→ Work to be completed:
Which lines in the records below contain the word "label"? Copy each of them.
-- Start of Task inputs --
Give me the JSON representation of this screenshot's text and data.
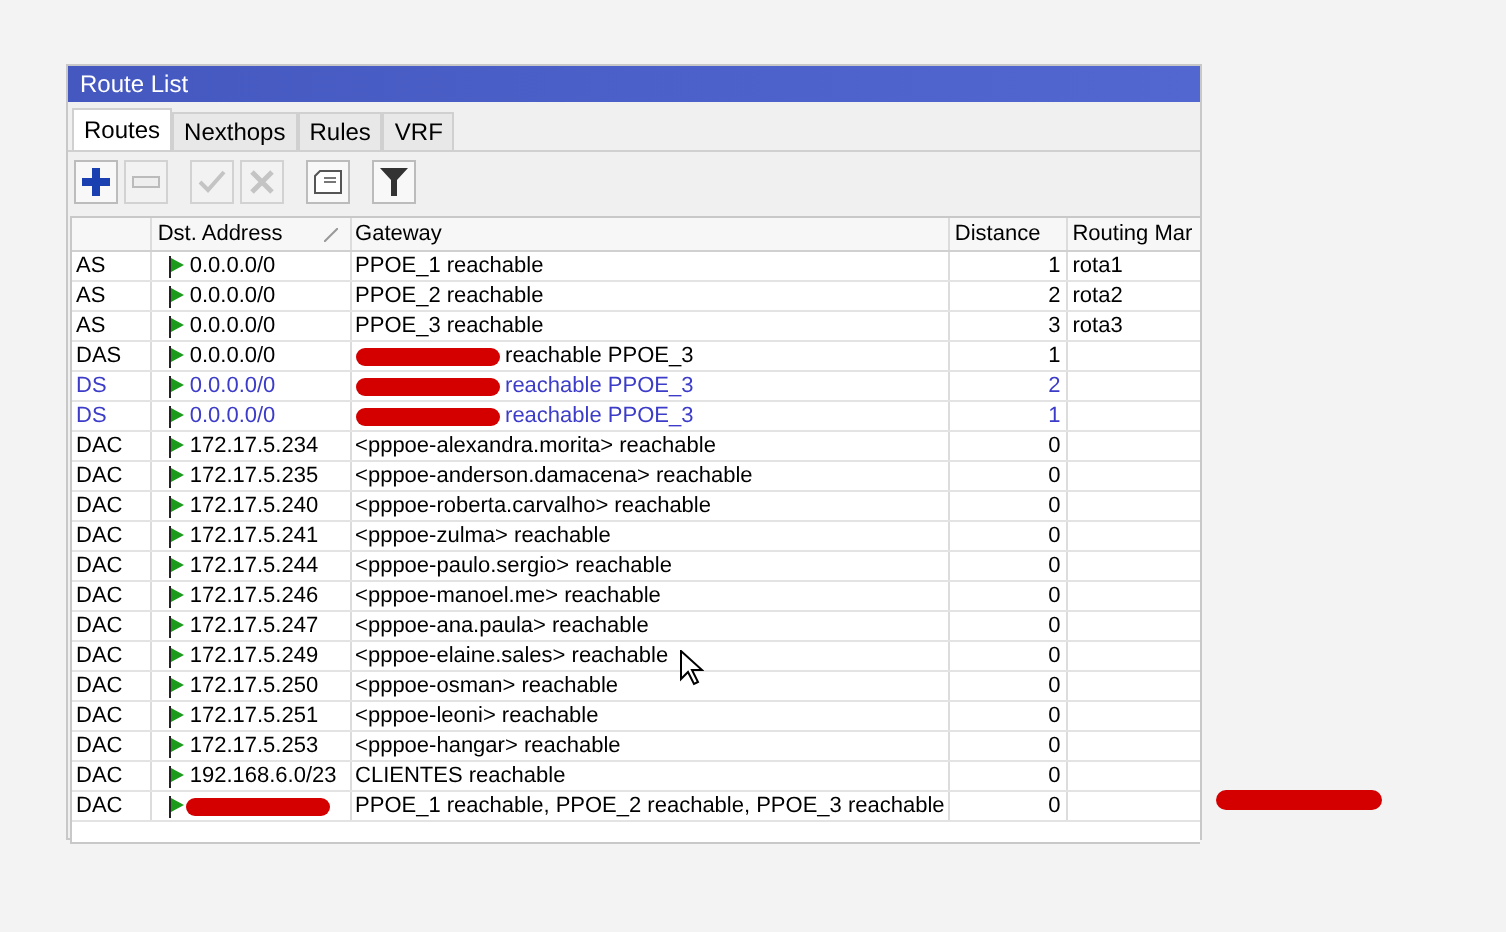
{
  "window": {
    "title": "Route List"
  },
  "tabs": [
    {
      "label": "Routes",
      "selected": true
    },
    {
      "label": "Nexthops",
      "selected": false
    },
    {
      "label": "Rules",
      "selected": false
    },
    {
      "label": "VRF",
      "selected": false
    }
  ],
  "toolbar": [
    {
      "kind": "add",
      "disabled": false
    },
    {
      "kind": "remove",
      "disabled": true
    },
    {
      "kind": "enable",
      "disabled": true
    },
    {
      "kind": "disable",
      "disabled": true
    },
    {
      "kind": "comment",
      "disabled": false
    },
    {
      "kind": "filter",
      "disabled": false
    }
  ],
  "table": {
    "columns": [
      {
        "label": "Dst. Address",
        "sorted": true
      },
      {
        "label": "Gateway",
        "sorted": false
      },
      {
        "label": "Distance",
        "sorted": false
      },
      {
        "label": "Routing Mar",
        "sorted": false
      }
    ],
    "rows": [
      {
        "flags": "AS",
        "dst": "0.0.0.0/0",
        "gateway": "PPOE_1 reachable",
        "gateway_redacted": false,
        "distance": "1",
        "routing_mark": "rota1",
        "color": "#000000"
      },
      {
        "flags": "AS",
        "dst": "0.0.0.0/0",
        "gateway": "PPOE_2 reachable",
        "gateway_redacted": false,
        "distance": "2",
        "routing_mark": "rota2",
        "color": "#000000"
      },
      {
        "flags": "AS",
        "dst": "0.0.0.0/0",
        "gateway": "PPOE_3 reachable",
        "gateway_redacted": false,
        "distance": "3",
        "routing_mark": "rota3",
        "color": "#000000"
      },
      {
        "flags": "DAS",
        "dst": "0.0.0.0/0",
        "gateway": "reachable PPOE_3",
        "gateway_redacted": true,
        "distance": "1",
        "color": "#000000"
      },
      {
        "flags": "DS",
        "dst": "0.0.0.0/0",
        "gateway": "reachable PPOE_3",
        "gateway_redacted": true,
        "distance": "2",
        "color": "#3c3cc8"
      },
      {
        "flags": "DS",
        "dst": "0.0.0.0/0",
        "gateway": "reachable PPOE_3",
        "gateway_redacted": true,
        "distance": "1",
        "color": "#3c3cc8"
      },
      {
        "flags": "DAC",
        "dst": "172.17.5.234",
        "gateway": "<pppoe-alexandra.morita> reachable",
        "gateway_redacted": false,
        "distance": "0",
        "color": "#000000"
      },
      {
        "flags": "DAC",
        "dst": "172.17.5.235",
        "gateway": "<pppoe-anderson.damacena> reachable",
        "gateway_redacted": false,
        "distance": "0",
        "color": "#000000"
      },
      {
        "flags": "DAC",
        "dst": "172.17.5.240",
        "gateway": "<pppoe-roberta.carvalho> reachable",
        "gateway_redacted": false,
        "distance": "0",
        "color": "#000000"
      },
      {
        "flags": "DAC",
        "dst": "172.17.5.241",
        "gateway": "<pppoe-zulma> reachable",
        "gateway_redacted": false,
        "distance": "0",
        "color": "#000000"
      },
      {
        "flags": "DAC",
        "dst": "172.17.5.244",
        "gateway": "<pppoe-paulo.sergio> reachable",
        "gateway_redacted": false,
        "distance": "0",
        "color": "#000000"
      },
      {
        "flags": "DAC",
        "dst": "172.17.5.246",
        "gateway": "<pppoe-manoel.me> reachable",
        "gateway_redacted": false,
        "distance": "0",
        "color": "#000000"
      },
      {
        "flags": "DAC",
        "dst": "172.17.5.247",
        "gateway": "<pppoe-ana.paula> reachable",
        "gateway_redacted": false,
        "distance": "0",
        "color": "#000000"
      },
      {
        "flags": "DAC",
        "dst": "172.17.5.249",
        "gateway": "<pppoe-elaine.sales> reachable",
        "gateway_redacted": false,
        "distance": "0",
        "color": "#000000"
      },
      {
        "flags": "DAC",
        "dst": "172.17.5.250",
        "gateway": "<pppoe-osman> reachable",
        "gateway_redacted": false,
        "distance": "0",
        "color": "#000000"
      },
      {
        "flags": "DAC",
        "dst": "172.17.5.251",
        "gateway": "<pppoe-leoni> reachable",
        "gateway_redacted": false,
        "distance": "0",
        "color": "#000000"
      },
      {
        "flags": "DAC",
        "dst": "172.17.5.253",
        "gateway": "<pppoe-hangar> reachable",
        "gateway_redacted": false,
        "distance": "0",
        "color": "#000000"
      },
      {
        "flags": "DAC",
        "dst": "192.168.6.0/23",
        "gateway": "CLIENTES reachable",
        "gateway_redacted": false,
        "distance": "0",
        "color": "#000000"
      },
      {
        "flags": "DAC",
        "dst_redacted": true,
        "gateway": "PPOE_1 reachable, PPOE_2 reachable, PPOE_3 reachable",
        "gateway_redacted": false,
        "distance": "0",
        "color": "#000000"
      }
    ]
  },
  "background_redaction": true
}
-- End of Task inputs --
-- Start of Task inputs --
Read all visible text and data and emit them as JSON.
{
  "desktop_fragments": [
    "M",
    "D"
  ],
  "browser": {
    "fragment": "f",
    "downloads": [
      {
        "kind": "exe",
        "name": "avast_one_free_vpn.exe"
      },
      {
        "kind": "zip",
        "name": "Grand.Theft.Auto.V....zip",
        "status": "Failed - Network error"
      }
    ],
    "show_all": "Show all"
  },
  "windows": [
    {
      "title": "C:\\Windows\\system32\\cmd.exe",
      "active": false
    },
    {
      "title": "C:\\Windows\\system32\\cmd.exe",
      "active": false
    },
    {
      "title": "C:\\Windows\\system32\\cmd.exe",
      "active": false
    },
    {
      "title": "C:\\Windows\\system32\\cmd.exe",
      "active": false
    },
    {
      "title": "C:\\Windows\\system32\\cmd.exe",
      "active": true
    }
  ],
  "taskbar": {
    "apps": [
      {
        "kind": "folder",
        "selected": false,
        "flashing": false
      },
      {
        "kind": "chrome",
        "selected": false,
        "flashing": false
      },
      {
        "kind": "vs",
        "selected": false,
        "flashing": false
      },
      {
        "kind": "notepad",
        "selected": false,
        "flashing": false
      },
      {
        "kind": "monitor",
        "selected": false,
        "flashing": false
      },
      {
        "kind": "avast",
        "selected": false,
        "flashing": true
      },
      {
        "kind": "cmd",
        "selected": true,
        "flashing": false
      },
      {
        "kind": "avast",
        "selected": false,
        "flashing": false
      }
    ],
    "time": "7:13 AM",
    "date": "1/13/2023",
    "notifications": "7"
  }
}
-- End of Task inputs --
→ Answer to the exercise:
      "label": "Routes",
      "label": "Nexthops",
      "label": "Rules",
      "label": "VRF",
        "label": "Dst. Address",
        "label": "Gateway",
        "label": "Distance",
        "label": "Routing Mar",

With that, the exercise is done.